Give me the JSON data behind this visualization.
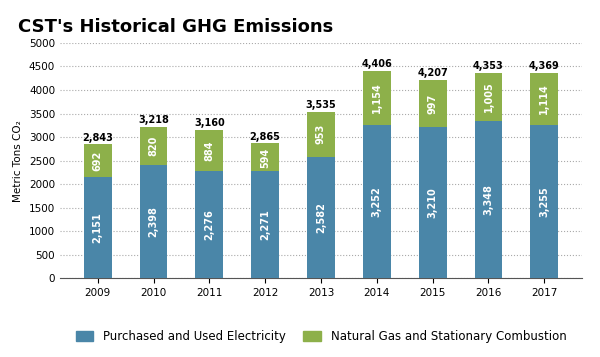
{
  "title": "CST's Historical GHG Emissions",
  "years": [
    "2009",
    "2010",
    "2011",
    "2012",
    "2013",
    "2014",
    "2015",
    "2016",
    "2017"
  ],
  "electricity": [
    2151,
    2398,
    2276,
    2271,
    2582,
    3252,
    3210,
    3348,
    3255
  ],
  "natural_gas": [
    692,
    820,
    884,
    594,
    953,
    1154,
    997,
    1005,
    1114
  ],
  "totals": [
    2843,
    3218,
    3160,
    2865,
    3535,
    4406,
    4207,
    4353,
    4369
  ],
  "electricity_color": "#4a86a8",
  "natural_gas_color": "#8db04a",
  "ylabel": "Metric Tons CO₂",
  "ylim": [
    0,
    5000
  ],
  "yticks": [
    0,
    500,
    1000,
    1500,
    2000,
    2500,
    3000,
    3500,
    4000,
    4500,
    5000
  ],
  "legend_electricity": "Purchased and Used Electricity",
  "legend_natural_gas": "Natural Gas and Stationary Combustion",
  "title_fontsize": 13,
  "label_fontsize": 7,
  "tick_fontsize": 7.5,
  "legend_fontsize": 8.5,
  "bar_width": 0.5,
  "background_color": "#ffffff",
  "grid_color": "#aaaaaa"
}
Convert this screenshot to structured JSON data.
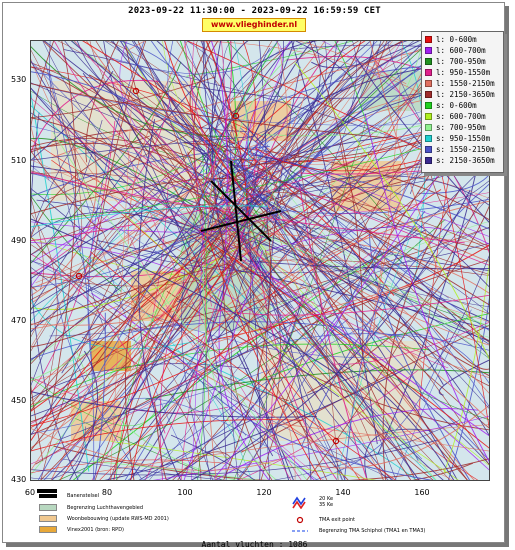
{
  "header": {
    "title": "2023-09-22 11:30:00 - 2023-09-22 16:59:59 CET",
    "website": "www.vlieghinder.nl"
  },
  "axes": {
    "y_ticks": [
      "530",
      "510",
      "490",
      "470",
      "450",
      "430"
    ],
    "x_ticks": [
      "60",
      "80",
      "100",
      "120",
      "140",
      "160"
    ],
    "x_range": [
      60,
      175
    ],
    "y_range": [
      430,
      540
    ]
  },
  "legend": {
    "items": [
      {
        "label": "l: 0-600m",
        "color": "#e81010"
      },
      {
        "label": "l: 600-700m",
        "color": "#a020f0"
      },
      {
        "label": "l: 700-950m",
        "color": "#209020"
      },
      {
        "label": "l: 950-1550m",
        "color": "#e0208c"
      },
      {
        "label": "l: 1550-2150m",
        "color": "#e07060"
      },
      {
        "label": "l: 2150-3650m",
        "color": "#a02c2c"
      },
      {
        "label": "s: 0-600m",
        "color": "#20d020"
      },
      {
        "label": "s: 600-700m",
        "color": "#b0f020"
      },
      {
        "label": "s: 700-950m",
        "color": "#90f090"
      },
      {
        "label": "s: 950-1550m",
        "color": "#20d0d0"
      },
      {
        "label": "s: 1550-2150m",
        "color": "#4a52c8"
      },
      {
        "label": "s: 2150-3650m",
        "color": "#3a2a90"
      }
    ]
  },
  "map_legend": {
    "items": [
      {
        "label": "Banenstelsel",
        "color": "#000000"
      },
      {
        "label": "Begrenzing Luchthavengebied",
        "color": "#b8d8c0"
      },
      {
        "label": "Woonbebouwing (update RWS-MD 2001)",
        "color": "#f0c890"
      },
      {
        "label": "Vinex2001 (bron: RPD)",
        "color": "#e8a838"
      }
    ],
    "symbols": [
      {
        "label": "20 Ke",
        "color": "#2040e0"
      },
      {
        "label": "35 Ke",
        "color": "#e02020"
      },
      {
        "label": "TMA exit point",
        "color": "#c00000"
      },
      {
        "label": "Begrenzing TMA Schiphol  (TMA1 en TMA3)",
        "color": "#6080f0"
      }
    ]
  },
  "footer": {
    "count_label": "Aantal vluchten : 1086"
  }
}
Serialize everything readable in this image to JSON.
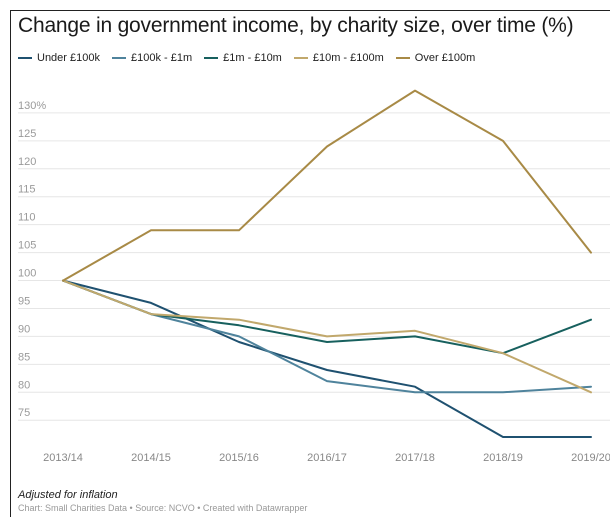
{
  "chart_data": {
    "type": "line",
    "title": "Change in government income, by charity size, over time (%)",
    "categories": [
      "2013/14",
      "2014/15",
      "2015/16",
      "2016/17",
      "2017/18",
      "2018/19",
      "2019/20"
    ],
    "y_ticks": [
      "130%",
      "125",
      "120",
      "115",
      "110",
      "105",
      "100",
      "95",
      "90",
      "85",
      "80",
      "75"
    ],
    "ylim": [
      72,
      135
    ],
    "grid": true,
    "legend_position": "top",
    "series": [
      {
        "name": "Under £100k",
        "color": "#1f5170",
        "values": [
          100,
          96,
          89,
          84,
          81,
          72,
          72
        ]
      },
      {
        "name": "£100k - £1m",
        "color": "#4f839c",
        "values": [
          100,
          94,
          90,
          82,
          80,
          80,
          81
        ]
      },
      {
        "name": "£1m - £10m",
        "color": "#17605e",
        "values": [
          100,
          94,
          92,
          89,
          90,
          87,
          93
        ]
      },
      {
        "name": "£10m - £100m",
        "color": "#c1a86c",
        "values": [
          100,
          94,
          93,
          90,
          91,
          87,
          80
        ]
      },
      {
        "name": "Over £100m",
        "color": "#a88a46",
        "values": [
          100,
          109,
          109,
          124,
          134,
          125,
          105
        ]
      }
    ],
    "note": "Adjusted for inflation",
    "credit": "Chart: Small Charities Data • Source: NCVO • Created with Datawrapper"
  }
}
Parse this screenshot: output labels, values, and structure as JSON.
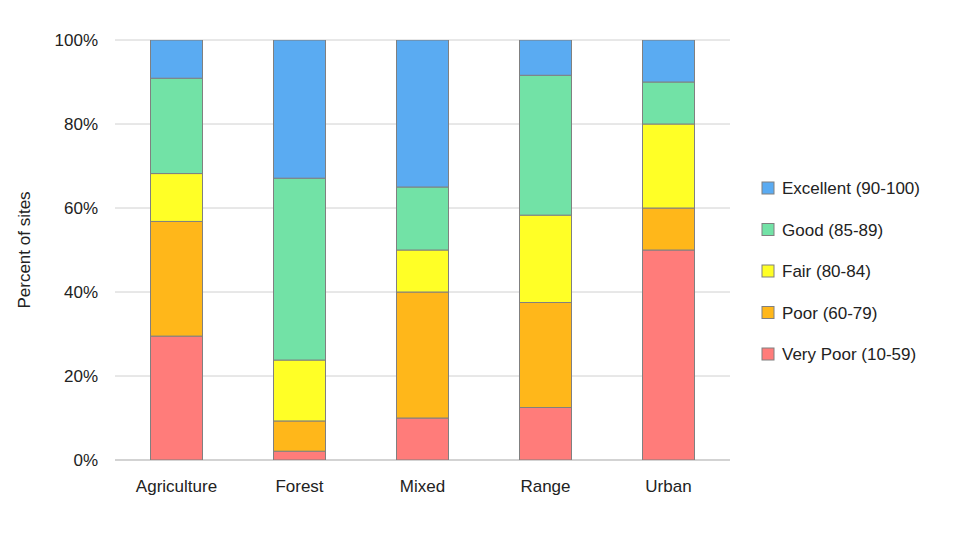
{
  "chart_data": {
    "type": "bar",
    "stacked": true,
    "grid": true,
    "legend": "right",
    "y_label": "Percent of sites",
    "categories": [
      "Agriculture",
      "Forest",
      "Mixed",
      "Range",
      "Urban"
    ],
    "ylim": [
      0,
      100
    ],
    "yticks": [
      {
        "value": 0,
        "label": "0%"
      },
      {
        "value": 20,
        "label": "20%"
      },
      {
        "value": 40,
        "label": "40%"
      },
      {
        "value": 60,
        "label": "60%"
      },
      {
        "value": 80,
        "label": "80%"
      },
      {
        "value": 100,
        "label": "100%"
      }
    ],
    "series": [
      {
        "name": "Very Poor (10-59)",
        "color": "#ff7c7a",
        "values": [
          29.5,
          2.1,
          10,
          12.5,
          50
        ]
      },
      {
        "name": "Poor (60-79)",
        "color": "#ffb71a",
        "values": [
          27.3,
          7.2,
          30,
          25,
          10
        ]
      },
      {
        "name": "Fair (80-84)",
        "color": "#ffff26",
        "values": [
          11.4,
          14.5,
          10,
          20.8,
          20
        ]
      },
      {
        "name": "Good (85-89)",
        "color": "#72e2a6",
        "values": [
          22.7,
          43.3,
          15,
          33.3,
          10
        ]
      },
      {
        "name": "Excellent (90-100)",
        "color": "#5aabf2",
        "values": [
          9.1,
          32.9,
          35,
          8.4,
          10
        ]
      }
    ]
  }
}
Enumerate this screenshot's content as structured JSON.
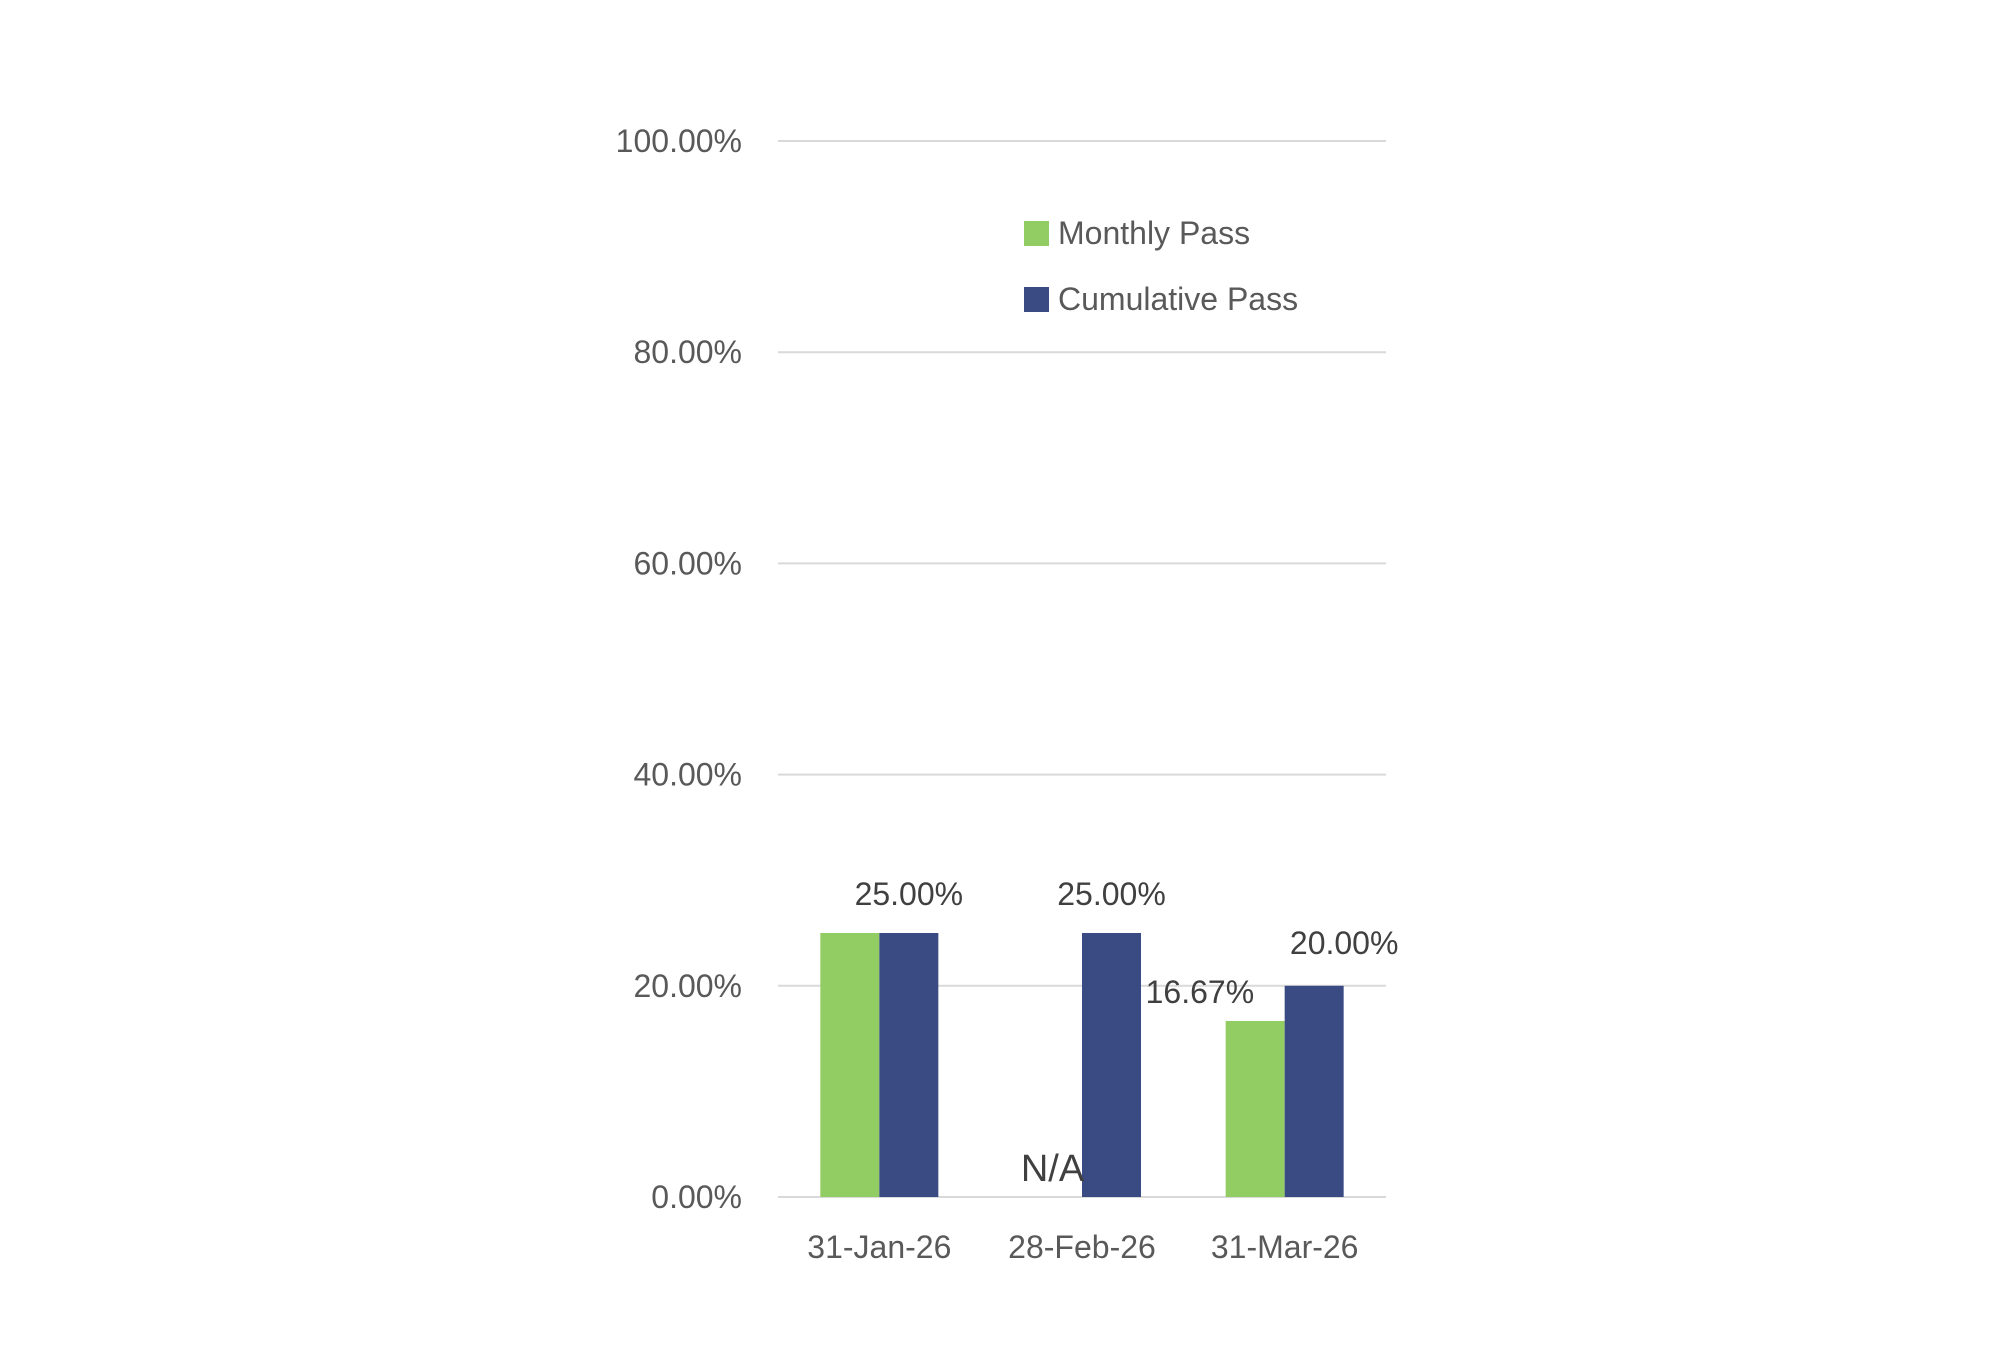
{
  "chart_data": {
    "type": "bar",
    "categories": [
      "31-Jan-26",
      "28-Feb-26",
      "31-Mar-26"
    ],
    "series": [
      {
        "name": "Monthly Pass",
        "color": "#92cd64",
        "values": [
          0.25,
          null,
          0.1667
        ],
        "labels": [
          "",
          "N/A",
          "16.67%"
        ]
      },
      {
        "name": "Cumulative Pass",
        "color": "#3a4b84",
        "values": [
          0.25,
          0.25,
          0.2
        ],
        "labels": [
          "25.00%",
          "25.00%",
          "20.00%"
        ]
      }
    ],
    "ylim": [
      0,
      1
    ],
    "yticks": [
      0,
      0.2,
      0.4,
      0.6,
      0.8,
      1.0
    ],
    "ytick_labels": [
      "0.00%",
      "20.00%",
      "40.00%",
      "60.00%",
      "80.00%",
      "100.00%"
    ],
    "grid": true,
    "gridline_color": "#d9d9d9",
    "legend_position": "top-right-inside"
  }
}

..........

What to do: Search the records for the word "screenshot". Copy every line that has it.

Solution for this exercise:
Convert this screenshot to structured JSON data.
Parse this screenshot: output labels, values, and structure as JSON.
Enumerate this screenshot's content as structured JSON.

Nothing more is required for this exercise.